AIM OF THE EXERCISE:
Show every line containing "name" by copying it.

MATERIAL PROVIDED:
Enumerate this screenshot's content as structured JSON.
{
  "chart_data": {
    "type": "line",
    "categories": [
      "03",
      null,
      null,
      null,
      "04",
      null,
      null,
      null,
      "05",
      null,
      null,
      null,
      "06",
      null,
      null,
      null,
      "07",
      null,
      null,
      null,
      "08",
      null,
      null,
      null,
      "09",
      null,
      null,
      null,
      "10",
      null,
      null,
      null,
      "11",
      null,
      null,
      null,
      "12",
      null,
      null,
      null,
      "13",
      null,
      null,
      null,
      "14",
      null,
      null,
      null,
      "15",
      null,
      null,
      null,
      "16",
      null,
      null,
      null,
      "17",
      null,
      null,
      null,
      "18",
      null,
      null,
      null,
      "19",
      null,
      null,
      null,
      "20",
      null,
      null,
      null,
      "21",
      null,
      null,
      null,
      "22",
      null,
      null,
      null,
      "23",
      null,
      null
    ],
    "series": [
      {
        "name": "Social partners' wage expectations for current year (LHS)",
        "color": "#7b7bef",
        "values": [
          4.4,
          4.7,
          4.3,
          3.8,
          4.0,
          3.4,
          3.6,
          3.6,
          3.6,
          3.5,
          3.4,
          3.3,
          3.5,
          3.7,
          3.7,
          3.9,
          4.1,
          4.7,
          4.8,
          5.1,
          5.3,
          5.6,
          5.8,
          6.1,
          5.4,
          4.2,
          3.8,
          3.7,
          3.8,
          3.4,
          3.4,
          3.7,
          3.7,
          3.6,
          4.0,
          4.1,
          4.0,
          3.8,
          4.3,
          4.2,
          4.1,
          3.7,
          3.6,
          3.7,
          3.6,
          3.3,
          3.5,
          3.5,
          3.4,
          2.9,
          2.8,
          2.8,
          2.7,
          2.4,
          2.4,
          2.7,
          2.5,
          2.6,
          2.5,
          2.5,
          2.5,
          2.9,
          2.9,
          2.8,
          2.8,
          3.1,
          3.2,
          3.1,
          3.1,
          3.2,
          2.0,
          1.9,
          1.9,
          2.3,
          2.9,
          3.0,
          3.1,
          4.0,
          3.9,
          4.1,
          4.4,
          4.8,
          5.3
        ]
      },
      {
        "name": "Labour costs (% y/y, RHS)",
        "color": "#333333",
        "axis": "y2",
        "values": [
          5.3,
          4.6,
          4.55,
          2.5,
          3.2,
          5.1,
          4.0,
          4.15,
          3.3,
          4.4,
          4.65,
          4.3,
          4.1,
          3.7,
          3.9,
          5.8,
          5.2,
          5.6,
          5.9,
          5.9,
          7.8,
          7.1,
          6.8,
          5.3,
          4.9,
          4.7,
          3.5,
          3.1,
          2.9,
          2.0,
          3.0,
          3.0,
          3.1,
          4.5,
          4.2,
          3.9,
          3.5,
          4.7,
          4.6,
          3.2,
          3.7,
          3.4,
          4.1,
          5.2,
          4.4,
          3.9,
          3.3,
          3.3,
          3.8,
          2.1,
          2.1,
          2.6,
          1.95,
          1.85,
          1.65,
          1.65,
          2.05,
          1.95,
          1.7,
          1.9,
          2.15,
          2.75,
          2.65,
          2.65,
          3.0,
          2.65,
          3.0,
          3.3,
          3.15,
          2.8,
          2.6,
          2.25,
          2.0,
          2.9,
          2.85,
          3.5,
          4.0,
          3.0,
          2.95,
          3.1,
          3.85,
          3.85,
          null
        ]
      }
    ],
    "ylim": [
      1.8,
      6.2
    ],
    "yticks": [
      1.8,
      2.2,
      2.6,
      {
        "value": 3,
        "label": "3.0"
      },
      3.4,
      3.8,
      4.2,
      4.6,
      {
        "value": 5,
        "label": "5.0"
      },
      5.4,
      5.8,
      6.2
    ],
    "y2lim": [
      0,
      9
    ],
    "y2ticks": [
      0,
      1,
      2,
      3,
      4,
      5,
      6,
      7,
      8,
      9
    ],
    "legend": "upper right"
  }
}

THE RESULT:
        "name": "Social partners' wage expectations for current year (LHS)",
        "name": "Labour costs (% y/y, RHS)",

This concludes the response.